## Start Listed entries

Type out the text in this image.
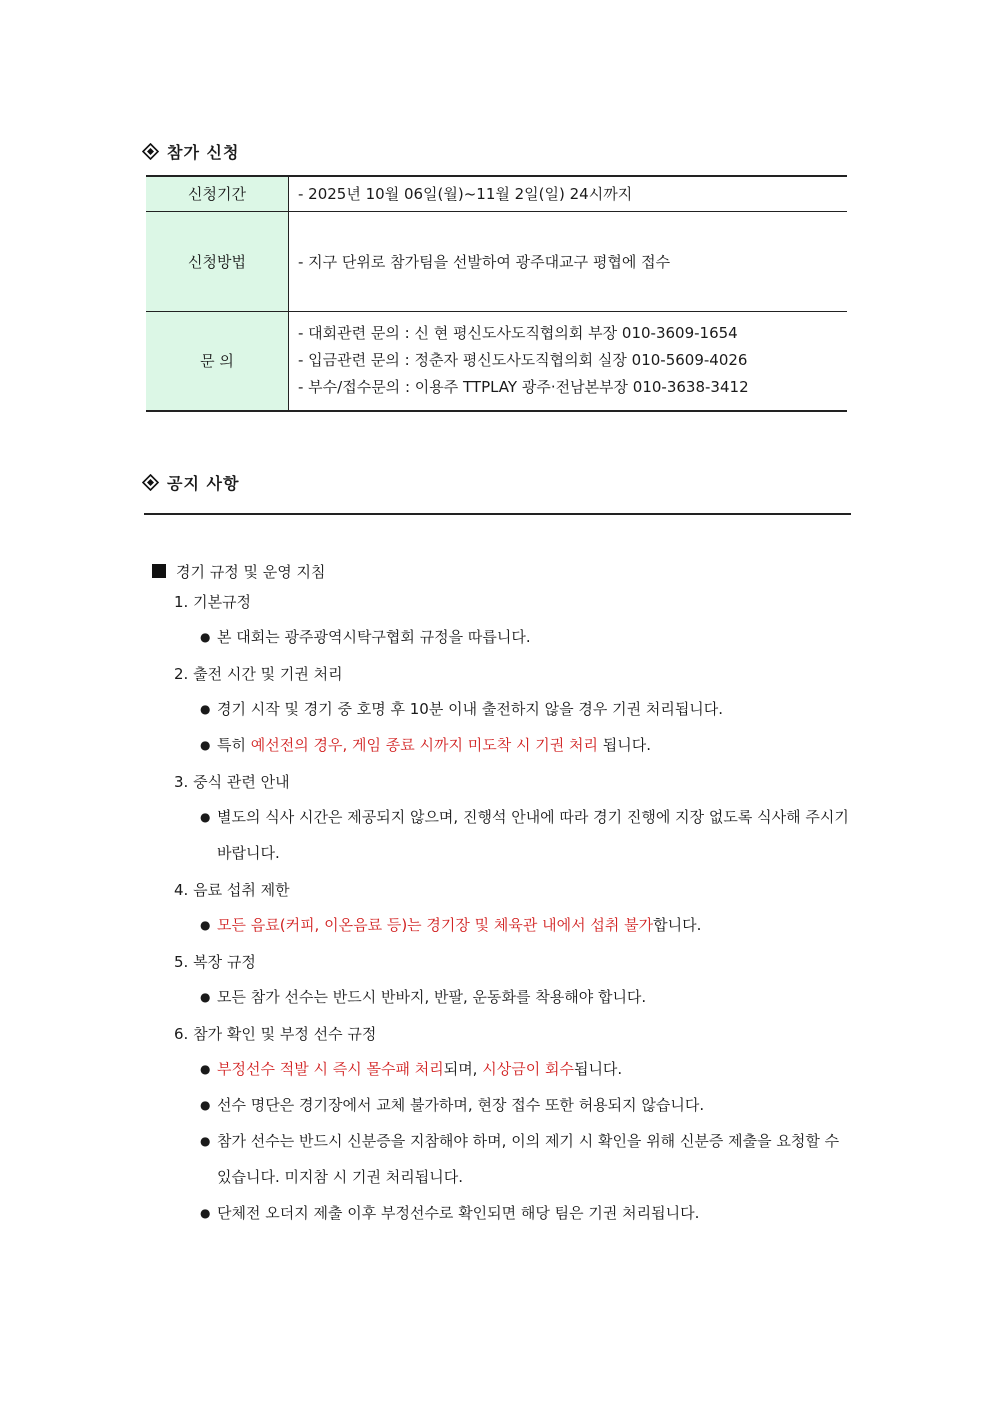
참가 신청
신청기간	- 2025년 10월 06일(월)~11월 2일(일) 24시까지
신청방법	- 지구 단위로 참가팀을 선발하여 광주대교구 평협에 접수
문 의	- 대회관련 문의 : 신 현 평신도사도직협의회 부장 010-3609-1654
- 입금관련 문의 : 정춘자 평신도사도직협의회 실장 010-5609-4026
- 부수/접수문의 : 이용주 TTPLAY 광주·전남본부장 010-3638-3412
공지 사항
경기 규정 및 운영 지침
1. 기본규정
● 본 대회는 광주광역시탁구협회 규정을 따릅니다.
2. 출전 시간 및 기권 처리
● 경기 시작 및 경기 중 호명 후 10분 이내 출전하지 않을 경우 기권 처리됩니다.
● 특히 예선전의 경우, 게임 종료 시까지 미도착 시 기권 처리 됩니다.
3. 중식 관련 안내
● 별도의 식사 시간은 제공되지 않으며, 진행석 안내에 따라 경기 진행에 지장 없도록 식사해 주시기 바랍니다.
4. 음료 섭취 제한
● 모든 음료(커피, 이온음료 등)는 경기장 및 체육관 내에서 섭취 불가합니다.
5. 복장 규정
● 모든 참가 선수는 반드시 반바지, 반팔, 운동화를 착용해야 합니다.
6. 참가 확인 및 부정 선수 규정
● 부정선수 적발 시 즉시 몰수패 처리되며, 시상금이 회수됩니다.
● 선수 명단은 경기장에서 교체 불가하며, 현장 접수 또한 허용되지 않습니다.
● 참가 선수는 반드시 신분증을 지참해야 하며, 이의 제기 시 확인을 위해 신분증 제출을 요청할 수 있습니다. 미지참 시 기권 처리됩니다.
● 단체전 오더지 제출 이후 부정선수로 확인되면 해당 팀은 기권 처리됩니다.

## End Listed entries

- [Task objective] Copy every line above word for word and exclude the pictures.

- [Exercise result]
Type out the text in this image.
참가 신청
신청기간	- 2025년 10월 06일(월)~11월 2일(일) 24시까지
신청방법	- 지구 단위로 참가팀을 선발하여 광주대교구 평협에 접수
문 의	- 대회관련 문의 : 신 현 평신도사도직협의회 부장 010-3609-1654
- 입금관련 문의 : 정춘자 평신도사도직협의회 실장 010-5609-4026
- 부수/접수문의 : 이용주 TTPLAY 광주·전남본부장 010-3638-3412
공지 사항
경기 규정 및 운영 지침
1. 기본규정
● 본 대회는 광주광역시탁구협회 규정을 따릅니다.
2. 출전 시간 및 기권 처리
● 경기 시작 및 경기 중 호명 후 10분 이내 출전하지 않을 경우 기권 처리됩니다.
● 특히 예선전의 경우, 게임 종료 시까지 미도착 시 기권 처리 됩니다.
3. 중식 관련 안내
● 별도의 식사 시간은 제공되지 않으며, 진행석 안내에 따라 경기 진행에 지장 없도록 식사해 주시기 바랍니다.
4. 음료 섭취 제한
● 모든 음료(커피, 이온음료 등)는 경기장 및 체육관 내에서 섭취 불가합니다.
5. 복장 규정
● 모든 참가 선수는 반드시 반바지, 반팔, 운동화를 착용해야 합니다.
6. 참가 확인 및 부정 선수 규정
● 부정선수 적발 시 즉시 몰수패 처리되며, 시상금이 회수됩니다.
● 선수 명단은 경기장에서 교체 불가하며, 현장 접수 또한 허용되지 않습니다.
● 참가 선수는 반드시 신분증을 지참해야 하며, 이의 제기 시 확인을 위해 신분증 제출을 요청할 수 있습니다. 미지참 시 기권 처리됩니다.
● 단체전 오더지 제출 이후 부정선수로 확인되면 해당 팀은 기권 처리됩니다.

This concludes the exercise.